=== Exercise materials ===

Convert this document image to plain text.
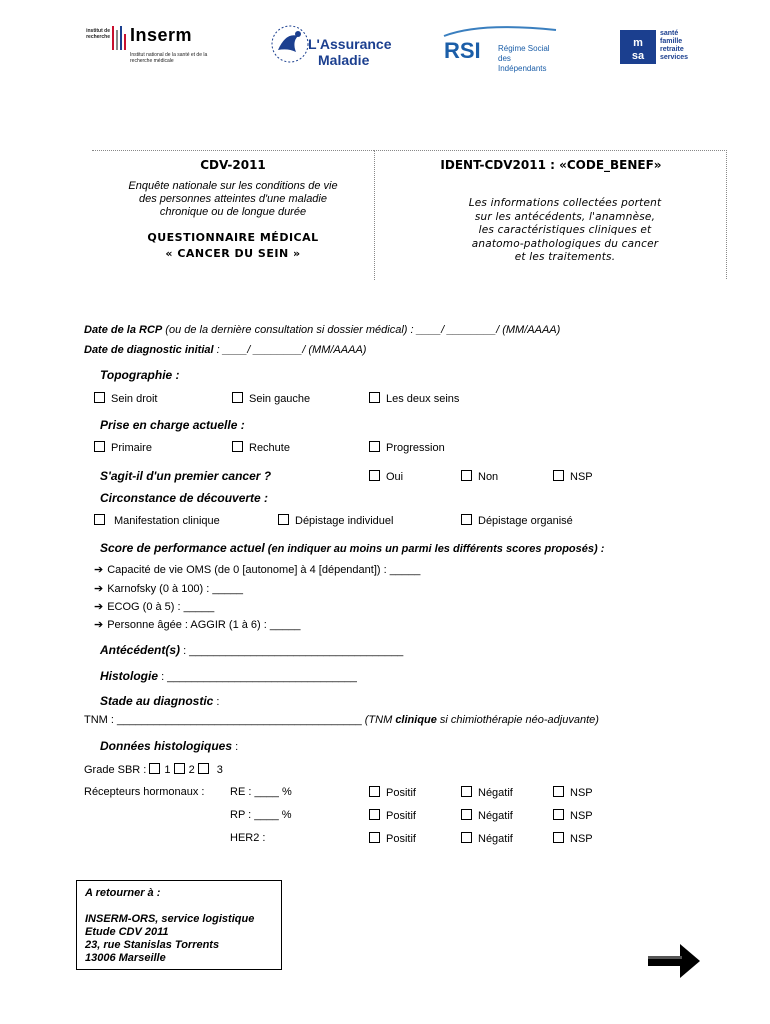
institut de
recherche Inserm
Institut national de la santé et de la recherche médicale
L'Assurance
Maladie	RSI Régime Social
des Indépendants
m
sa
santé
famille
retraite
services
CDV-2011
Enquête nationale sur les conditions de vie
des personnes atteintes d'une maladie
chronique ou de longue durée
QUESTIONNAIRE MÉDICAL
« CANCER DU SEIN »
IDENT-CDV2011 : «CODE_BENEF»
Les informations collectées portent
sur les antécédents, l'anamnèse,
les caractéristiques cliniques et
anatomo-pathologiques du cancer
et les traitements.
Date de la RCP (ou de la dernière consultation si dossier médical) : ____/ ________/ (MM/AAAA)
Date de diagnostic initial : ____/ ________/ (MM/AAAA)
Topographie :
Sein droit	Sein gauche	Les deux seins
Prise en charge actuelle :
Primaire	Rechute	Progression
S'agit-il d'un premier cancer ?	Oui	Non	NSP
Circonstance de découverte :
Manifestation clinique	Dépistage individuel	Dépistage organisé
Score de performance actuel (en indiquer au moins un parmi les différents scores proposés) :
➔ Capacité de vie OMS (de 0 [autonome] à 4 [dépendant]) : _____
➔ Karnofsky (0 à 100) : _____
➔ ECOG (0 à 5) : _____
➔ Personne âgée : AGGIR (1 à 6) : _____
Antécédent(s) : ___________________________________
Histologie : _______________________________
Stade au diagnostic :
TNM : ________________________________________ (TNM clinique si chimiothérapie néo-adjuvante)
Données histologiques :
Grade SBR : 1 2 3
Récepteurs hormonaux : RE : ____ %	Positif	Négatif	NSP
RP : ____ %	Positif	Négatif	NSP
HER2 :	Positif	Négatif	NSP
A retourner à :
INSERM-ORS, service logistique
Etude CDV 2011
23, rue Stanislas Torrents
13006 Marseille
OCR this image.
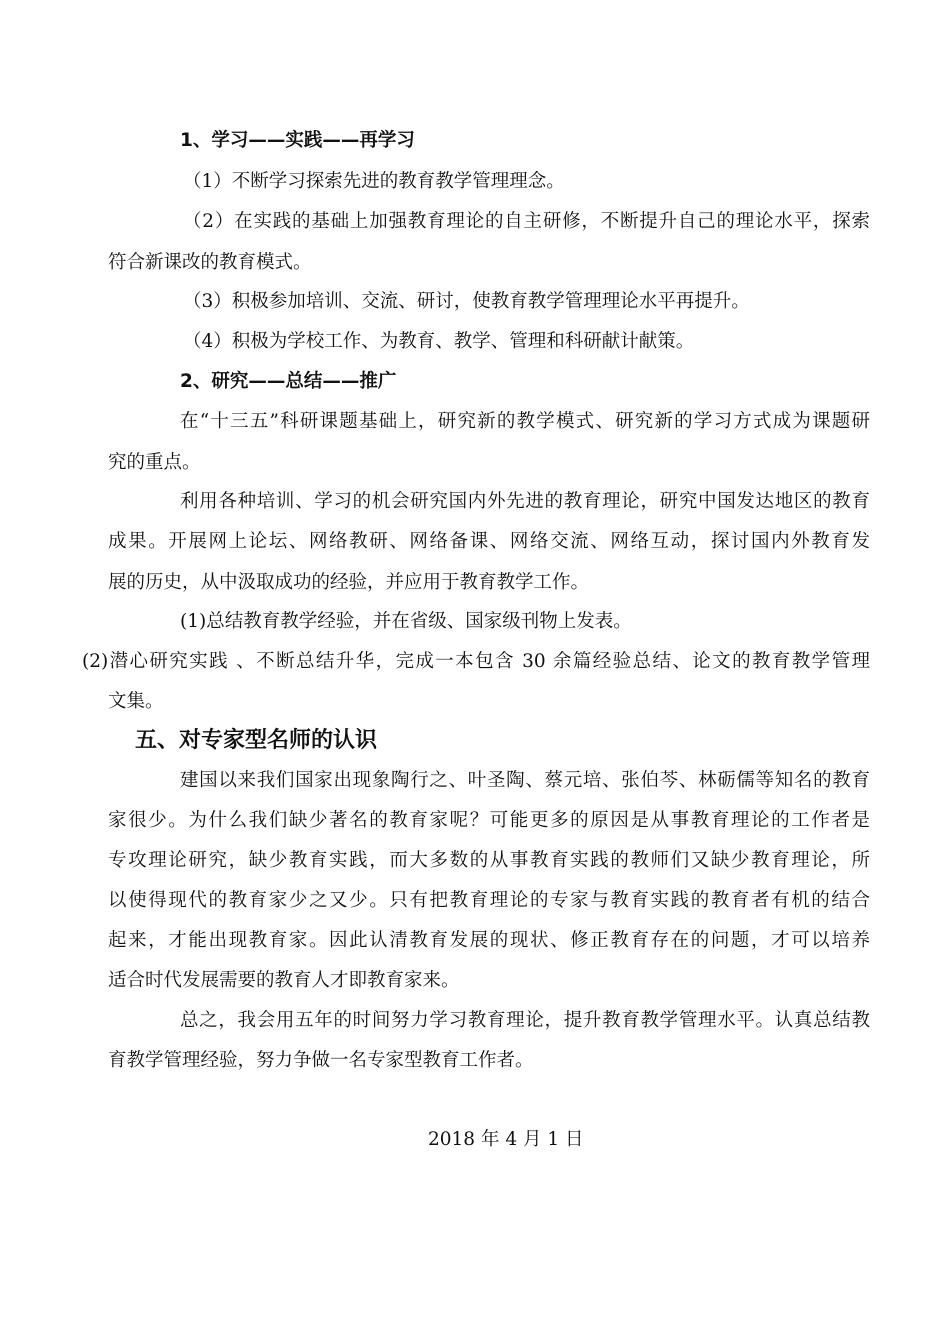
1、学习——实践——再学习

（1）不断学习探索先进的教育教学管理理念。

（2）在实践的基础上加强教育理论的自主研修，不断提升自己的理论水平，探索

符合新课改的教育模式。

（3）积极参加培训、交流、研讨，使教育教学管理理论水平再提升。

（4）积极为学校工作、为教育、教学、管理和科研献计献策。

2、研究——总结——推广

在“十三五”科研课题基础上，研究新的教学模式、研究新的学习方式成为课题研

究的重点。

利用各种培训、学习的机会研究国内外先进的教育理论，研究中国发达地区的教育

成果。开展网上论坛、网络教研、网络备课、网络交流、网络互动，探讨国内外教育发

展的历史，从中汲取成功的经验，并应用于教育教学工作。

(1)总结教育教学经验，并在省级、国家级刊物上发表。

(2)潜心研究实践 、不断总结升华，完成一本包含 30 余篇经验总结、论文的教育教学管理

文集。

五、对专家型名师的认识

建国以来我们国家出现象陶行之、叶圣陶、蔡元培、张伯芩、林砺儒等知名的教育

家很少。为什么我们缺少著名的教育家呢？可能更多的原因是从事教育理论的工作者是

专攻理论研究，缺少教育实践，而大多数的从事教育实践的教师们又缺少教育理论，所

以使得现代的教育家少之又少。只有把教育理论的专家与教育实践的教育者有机的结合

起来，才能出现教育家。因此认清教育发展的现状、修正教育存在的问题，才可以培养

适合时代发展需要的教育人才即教育家来。

总之，我会用五年的时间努力学习教育理论，提升教育教学管理水平。认真总结教

育教学管理经验，努力争做一名专家型教育工作者。

2018 年 4 月 1 日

===

Directions for this task:
Leave out the pictures and print each record exactly as it stands.

Result of this task:
Convert this document image to plain text.
institut de
recherche Inserm
Institut national de la santé et de la recherche médicale
L'Assurance
Maladie	RSI Régime Social
des Indépendants
m
sa
santé
famille
retraite
services
CDV-2011
Enquête nationale sur les conditions de vie
des personnes atteintes d'une maladie
chronique ou de longue durée
QUESTIONNAIRE MÉDICAL
« CANCER DU SEIN »
IDENT-CDV2011 : «CODE_BENEF»
Les informations collectées portent
sur les antécédents, l'anamnèse,
les caractéristiques cliniques et
anatomo-pathologiques du cancer
et les traitements.
Date de la RCP (ou de la dernière consultation si dossier médical) : ____/ ________/ (MM/AAAA)
Date de diagnostic initial : ____/ ________/ (MM/AAAA)
Topographie :
Sein droit	Sein gauche	Les deux seins
Prise en charge actuelle :
Primaire	Rechute	Progression
S'agit-il d'un premier cancer ?	Oui	Non	NSP
Circonstance de découverte :
Manifestation clinique	Dépistage individuel	Dépistage organisé
Score de performance actuel (en indiquer au moins un parmi les différents scores proposés) :
➔ Capacité de vie OMS (de 0 [autonome] à 4 [dépendant]) : _____
➔ Karnofsky (0 à 100) : _____
➔ ECOG (0 à 5) : _____
➔ Personne âgée : AGGIR (1 à 6) : _____
Antécédent(s) : ___________________________________
Histologie : _______________________________
Stade au diagnostic :
TNM : ________________________________________ (TNM clinique si chimiothérapie néo-adjuvante)
Données histologiques :
Grade SBR : 1 2 3
Récepteurs hormonaux : RE : ____ %	Positif	Négatif	NSP
RP : ____ %	Positif	Négatif	NSP
HER2 :	Positif	Négatif	NSP
A retourner à :
INSERM-ORS, service logistique
Etude CDV 2011
23, rue Stanislas Torrents
13006 Marseille
OCR this image.
1、学习——实践——再学习

（1）不断学习探索先进的教育教学管理理念。

（2）在实践的基础上加强教育理论的自主研修，不断提升自己的理论水平，探索

符合新课改的教育模式。

（3）积极参加培训、交流、研讨，使教育教学管理理论水平再提升。

（4）积极为学校工作、为教育、教学、管理和科研献计献策。

2、研究——总结——推广

在“十三五”科研课题基础上，研究新的教学模式、研究新的学习方式成为课题研

究的重点。

利用各种培训、学习的机会研究国内外先进的教育理论，研究中国发达地区的教育

成果。开展网上论坛、网络教研、网络备课、网络交流、网络互动，探讨国内外教育发

展的历史，从中汲取成功的经验，并应用于教育教学工作。

(1)总结教育教学经验，并在省级、国家级刊物上发表。

(2)潜心研究实践 、不断总结升华，完成一本包含 30 余篇经验总结、论文的教育教学管理

文集。

五、对专家型名师的认识

建国以来我们国家出现象陶行之、叶圣陶、蔡元培、张伯芩、林砺儒等知名的教育

家很少。为什么我们缺少著名的教育家呢？可能更多的原因是从事教育理论的工作者是

专攻理论研究，缺少教育实践，而大多数的从事教育实践的教师们又缺少教育理论，所

以使得现代的教育家少之又少。只有把教育理论的专家与教育实践的教育者有机的结合

起来，才能出现教育家。因此认清教育发展的现状、修正教育存在的问题，才可以培养

适合时代发展需要的教育人才即教育家来。

总之，我会用五年的时间努力学习教育理论，提升教育教学管理水平。认真总结教

育教学管理经验，努力争做一名专家型教育工作者。

2018 年 4 月 1 日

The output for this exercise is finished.